— Begin TASK INPUT —
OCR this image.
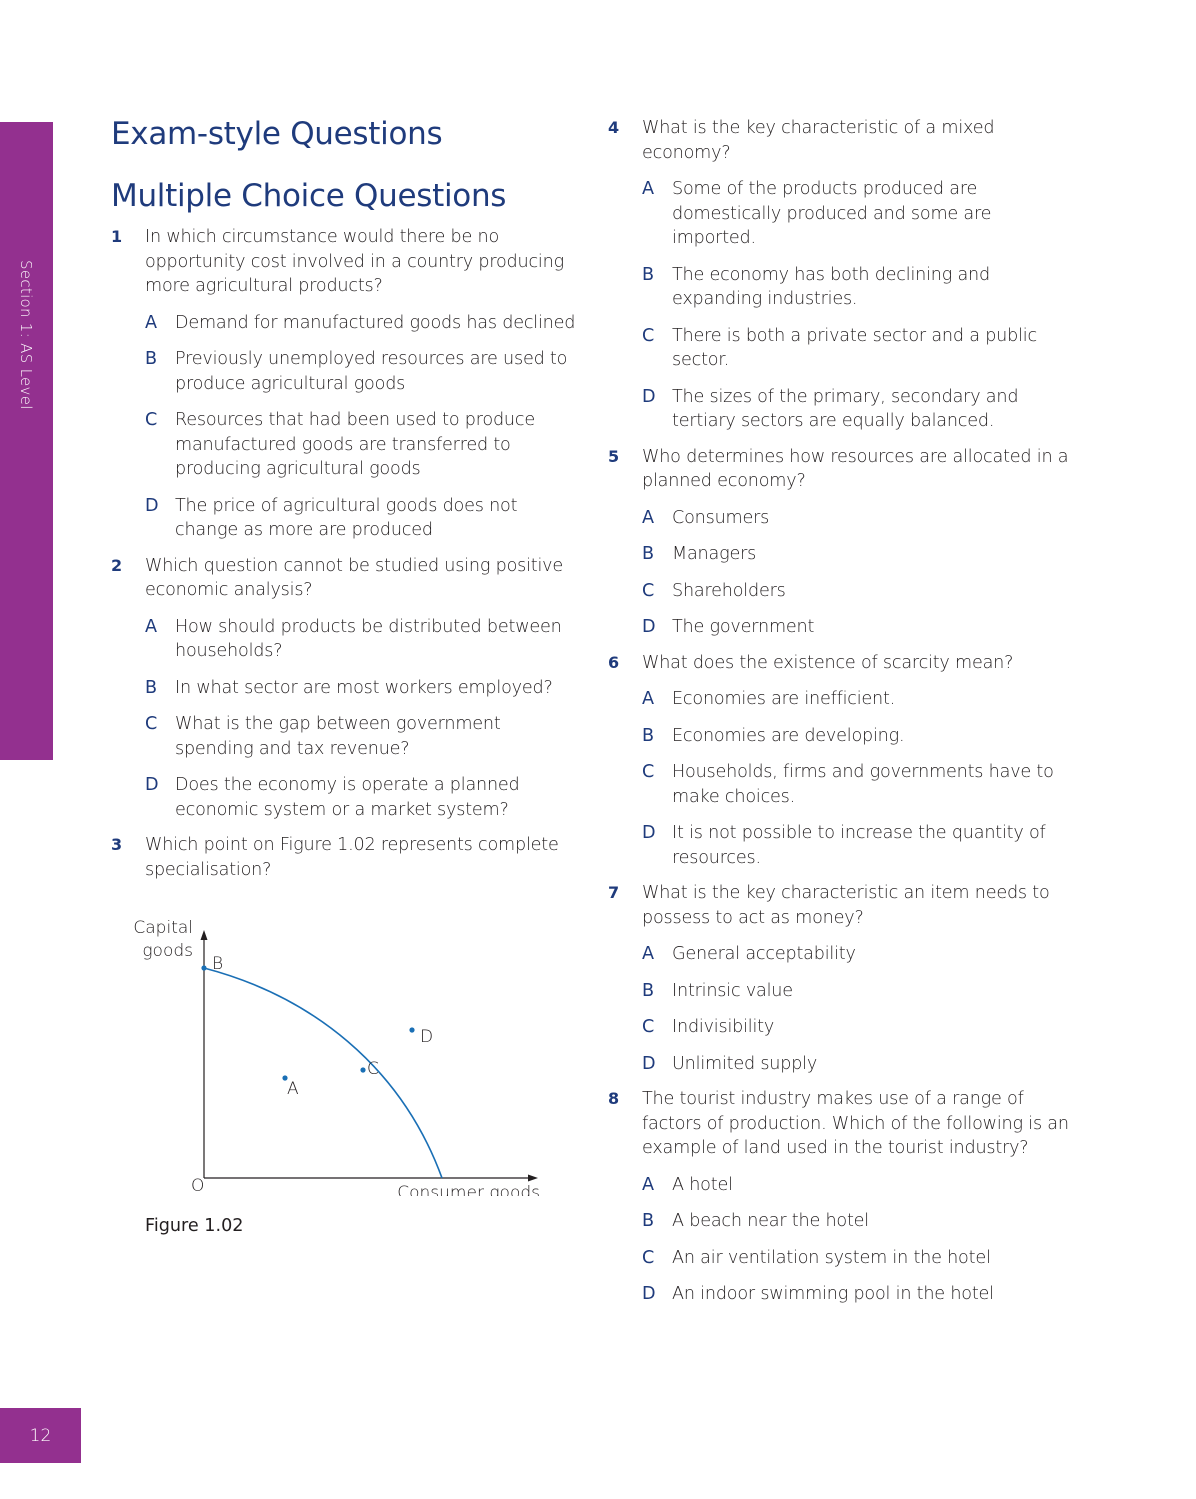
Section 1: AS Level
12
Exam-style Questions
Multiple Choice Questions
1 In which circumstance would there be no opportunity cost involved in a country producing more agricultural products?
A Demand for manufactured goods has declined
B Previously unemployed resources are used to produce agricultural goods
C Resources that had been used to produce manufactured goods are transferred to producing agricultural goods
D The price of agricultural goods does not change as more are produced
2 Which question cannot be studied using positive economic analysis?
A How should products be distributed between households?
B In what sector are most workers employed?
C What is the gap between government spending and tax revenue?
D Does the economy is operate a planned economic system or a market system?
3 Which point on Figure 1.02 represents complete specialisation?
B
C
A
D
Capital
goods
Consumer goods
O
Figure 1.02
4 What is the key characteristic of a mixed economy?
A Some of the products produced are domestically produced and some are imported.
B The economy has both declining and expanding industries.
C There is both a private sector and a public sector.
D The sizes of the primary, secondary and tertiary sectors are equally balanced.
5 Who determines how resources are allocated in a planned economy?
A Consumers
B Managers
C Shareholders
D The government
6 What does the existence of scarcity mean?
A Economies are inefficient.
B Economies are developing.
C Households, firms and governments have to make choices.
D It is not possible to increase the quantity of resources.
7 What is the key characteristic an item needs to possess to act as money?
A General acceptability
B Intrinsic value
C Indivisibility
D Unlimited supply
8 The tourist industry makes use of a range of factors of production. Which of the following is an example of land used in the tourist industry?
A A hotel
B A beach near the hotel
C An air ventilation system in the hotel
D An indoor swimming pool in the hotel
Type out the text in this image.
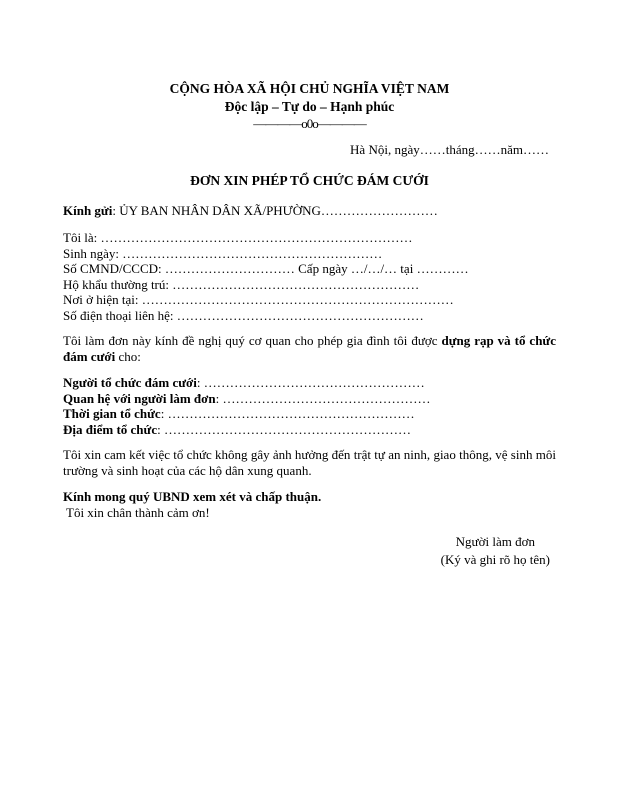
CỘNG HÒA XÃ HỘI CHỦ NGHĨA VIỆT NAM
Độc lập – Tự do – Hạnh phúc
————o0o————
Hà Nội, ngày……tháng……năm……
ĐƠN XIN PHÉP TỔ CHỨC ĐÁM CƯỚI
Kính gửi: ỦY BAN NHÂN DÂN XÃ/PHƯỜNG………………………
Tôi là: ………………………………………………………………
Sinh ngày: ……………………………………………………
Số CMND/CCCD: ………………………… Cấp ngày …/…/… tại …………
Hộ khẩu thường trú: …………………………………………………
Nơi ở hiện tại: ………………………………………………………………
Số điện thoại liên hệ: …………………………………………………

Tôi làm đơn này kính đề nghị quý cơ quan cho phép gia đình tôi được dựng rạp và tổ chức đám cưới cho:

Người tổ chức đám cưới: ……………………………………………
Quan hệ với người làm đơn: …………………………………………
Thời gian tổ chức: …………………………………………………
Địa điểm tổ chức: …………………………………………………

Tôi xin cam kết việc tổ chức không gây ảnh hưởng đến trật tự an ninh, giao thông, vệ sinh môi trường và sinh hoạt của các hộ dân xung quanh.

Kính mong quý UBND xem xét và chấp thuận.
Tôi xin chân thành cảm ơn!
Người làm đơn
(Ký và ghi rõ họ tên)
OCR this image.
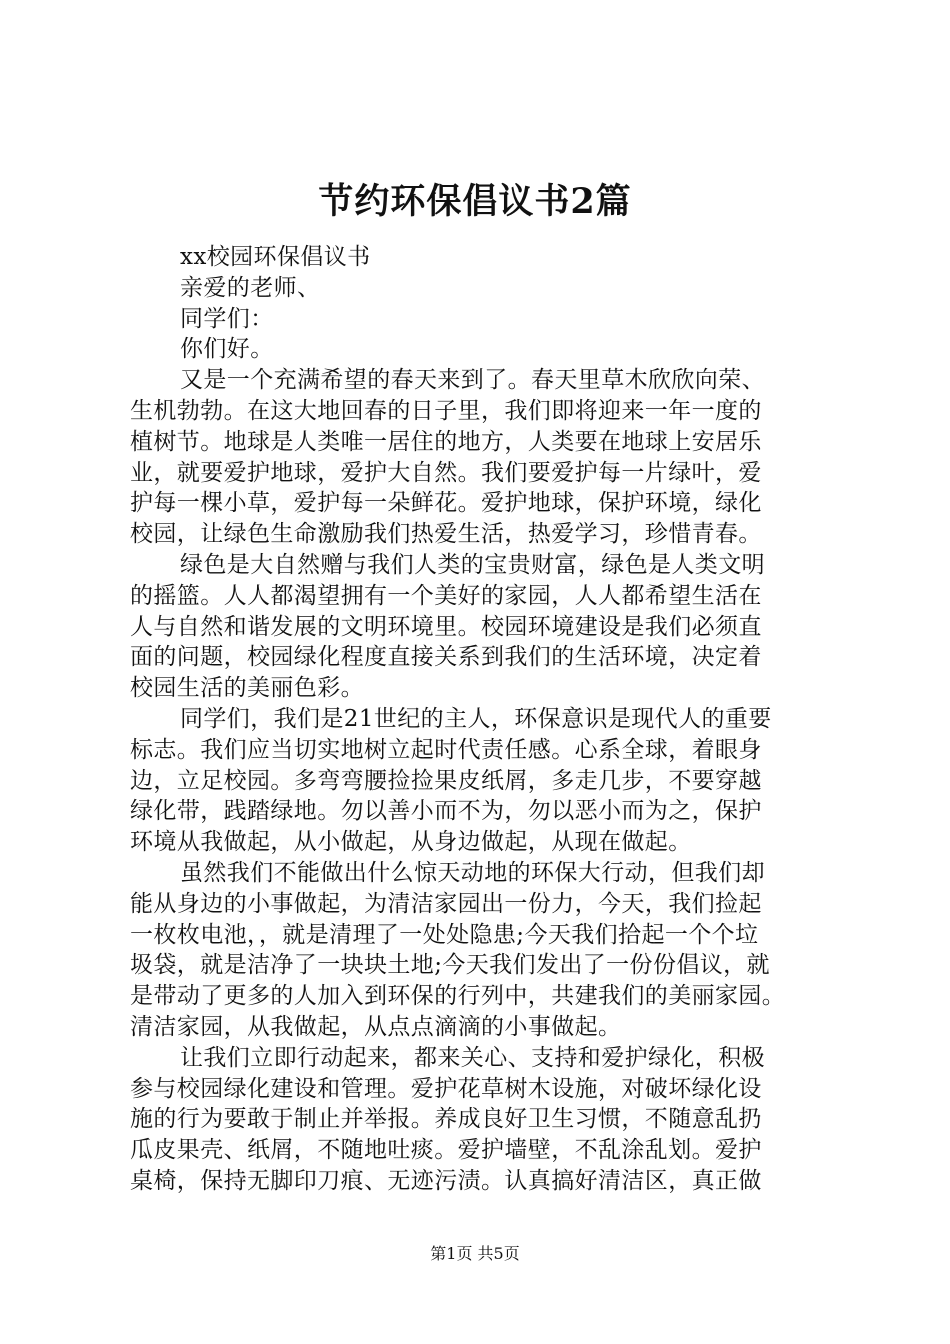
节约环保倡议书2篇
xx校园环保倡议书
亲爱的老师、
同学们：
你们好。
又是一个充满希望的春天来到了。春天里草木欣欣向荣、
生机勃勃。在这大地回春的日子里，我们即将迎来一年一度的
植树节。地球是人类唯一居住的地方，人类要在地球上安居乐
业，就要爱护地球，爱护大自然。我们要爱护每一片绿叶，爱
护每一棵小草，爱护每一朵鲜花。爱护地球，保护环境，绿化
校园，让绿色生命激励我们热爱生活，热爱学习，珍惜青春。
绿色是大自然赠与我们人类的宝贵财富，绿色是人类文明
的摇篮。人人都渴望拥有一个美好的家园，人人都希望生活在
人与自然和谐发展的文明环境里。校园环境建设是我们必须直
面的问题，校园绿化程度直接关系到我们的生活环境，决定着
校园生活的美丽色彩。
同学们，我们是21世纪的主人，环保意识是现代人的重要
标志。我们应当切实地树立起时代责任感。心系全球，着眼身
边，立足校园。多弯弯腰捡捡果皮纸屑，多走几步，不要穿越
绿化带，践踏绿地。勿以善小而不为，勿以恶小而为之，保护
环境从我做起，从小做起，从身边做起，从现在做起。
虽然我们不能做出什么惊天动地的环保大行动，但我们却
能从身边的小事做起，为清洁家园出一份力，今天，我们捡起
一枚枚电池，，就是清理了一处处隐患;今天我们拾起一个个垃
圾袋，就是洁净了一块块土地;今天我们发出了一份份倡议，就
是带动了更多的人加入到环保的行列中，共建我们的美丽家园。
清洁家园，从我做起，从点点滴滴的小事做起。
让我们立即行动起来，都来关心、支持和爱护绿化，积极
参与校园绿化建设和管理。爱护花草树木设施，对破坏绿化设
施的行为要敢于制止并举报。养成良好卫生习惯，不随意乱扔
瓜皮果壳、纸屑，不随地吐痰。爱护墙壁，不乱涂乱划。爱护
桌椅，保持无脚印刀痕、无迹污渍。认真搞好清洁区，真正做
第1页 共5页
— End TASK INPUT —
> _WHAT THE EXERCISE ASKS_:
Your task is to repeat the data above exactly while excluding the pictures.

> _OUTPUT FOR THIS TASK_:
OCR this image.
Section 1: AS Level
12
Exam-style Questions
Multiple Choice Questions
1 In which circumstance would there be no opportunity cost involved in a country producing more agricultural products?
A Demand for manufactured goods has declined
B Previously unemployed resources are used to produce agricultural goods
C Resources that had been used to produce manufactured goods are transferred to producing agricultural goods
D The price of agricultural goods does not change as more are produced
2 Which question cannot be studied using positive economic analysis?
A How should products be distributed between households?
B In what sector are most workers employed?
C What is the gap between government spending and tax revenue?
D Does the economy is operate a planned economic system or a market system?
3 Which point on Figure 1.02 represents complete specialisation?
B
C
A
D
Capital
goods
Consumer goods
O
Figure 1.02
4 What is the key characteristic of a mixed economy?
A Some of the products produced are domestically produced and some are imported.
B The economy has both declining and expanding industries.
C There is both a private sector and a public sector.
D The sizes of the primary, secondary and tertiary sectors are equally balanced.
5 Who determines how resources are allocated in a planned economy?
A Consumers
B Managers
C Shareholders
D The government
6 What does the existence of scarcity mean?
A Economies are inefficient.
B Economies are developing.
C Households, firms and governments have to make choices.
D It is not possible to increase the quantity of resources.
7 What is the key characteristic an item needs to possess to act as money?
A General acceptability
B Intrinsic value
C Indivisibility
D Unlimited supply
8 The tourist industry makes use of a range of factors of production. Which of the following is an example of land used in the tourist industry?
A A hotel
B A beach near the hotel
C An air ventilation system in the hotel
D An indoor swimming pool in the hotel
Type out the text in this image.
CỘNG HÒA XÃ HỘI CHỦ NGHĨA VIỆT NAM
Độc lập – Tự do – Hạnh phúc
————o0o————
Hà Nội, ngày……tháng……năm……
ĐƠN XIN PHÉP TỔ CHỨC ĐÁM CƯỚI
Kính gửi: ỦY BAN NHÂN DÂN XÃ/PHƯỜNG………………………
Tôi là: ………………………………………………………………
Sinh ngày: ……………………………………………………
Số CMND/CCCD: ………………………… Cấp ngày …/…/… tại …………
Hộ khẩu thường trú: …………………………………………………
Nơi ở hiện tại: ………………………………………………………………
Số điện thoại liên hệ: …………………………………………………

Tôi làm đơn này kính đề nghị quý cơ quan cho phép gia đình tôi được dựng rạp và tổ chức đám cưới cho:

Người tổ chức đám cưới: ……………………………………………
Quan hệ với người làm đơn: …………………………………………
Thời gian tổ chức: …………………………………………………
Địa điểm tổ chức: …………………………………………………

Tôi xin cam kết việc tổ chức không gây ảnh hưởng đến trật tự an ninh, giao thông, vệ sinh môi trường và sinh hoạt của các hộ dân xung quanh.

Kính mong quý UBND xem xét và chấp thuận.
Tôi xin chân thành cảm ơn!
Người làm đơn
(Ký và ghi rõ họ tên)
OCR this image.
节约环保倡议书2篇
xx校园环保倡议书
亲爱的老师、
同学们：
你们好。
又是一个充满希望的春天来到了。春天里草木欣欣向荣、
生机勃勃。在这大地回春的日子里，我们即将迎来一年一度的
植树节。地球是人类唯一居住的地方，人类要在地球上安居乐
业，就要爱护地球，爱护大自然。我们要爱护每一片绿叶，爱
护每一棵小草，爱护每一朵鲜花。爱护地球，保护环境，绿化
校园，让绿色生命激励我们热爱生活，热爱学习，珍惜青春。
绿色是大自然赠与我们人类的宝贵财富，绿色是人类文明
的摇篮。人人都渴望拥有一个美好的家园，人人都希望生活在
人与自然和谐发展的文明环境里。校园环境建设是我们必须直
面的问题，校园绿化程度直接关系到我们的生活环境，决定着
校园生活的美丽色彩。
同学们，我们是21世纪的主人，环保意识是现代人的重要
标志。我们应当切实地树立起时代责任感。心系全球，着眼身
边，立足校园。多弯弯腰捡捡果皮纸屑，多走几步，不要穿越
绿化带，践踏绿地。勿以善小而不为，勿以恶小而为之，保护
环境从我做起，从小做起，从身边做起，从现在做起。
虽然我们不能做出什么惊天动地的环保大行动，但我们却
能从身边的小事做起，为清洁家园出一份力，今天，我们捡起
一枚枚电池，，就是清理了一处处隐患;今天我们拾起一个个垃
圾袋，就是洁净了一块块土地;今天我们发出了一份份倡议，就
是带动了更多的人加入到环保的行列中，共建我们的美丽家园。
清洁家园，从我做起，从点点滴滴的小事做起。
让我们立即行动起来，都来关心、支持和爱护绿化，积极
参与校园绿化建设和管理。爱护花草树木设施，对破坏绿化设
施的行为要敢于制止并举报。养成良好卫生习惯，不随意乱扔
瓜皮果壳、纸屑，不随地吐痰。爱护墙壁，不乱涂乱划。爱护
桌椅，保持无脚印刀痕、无迹污渍。认真搞好清洁区，真正做
第1页 共5页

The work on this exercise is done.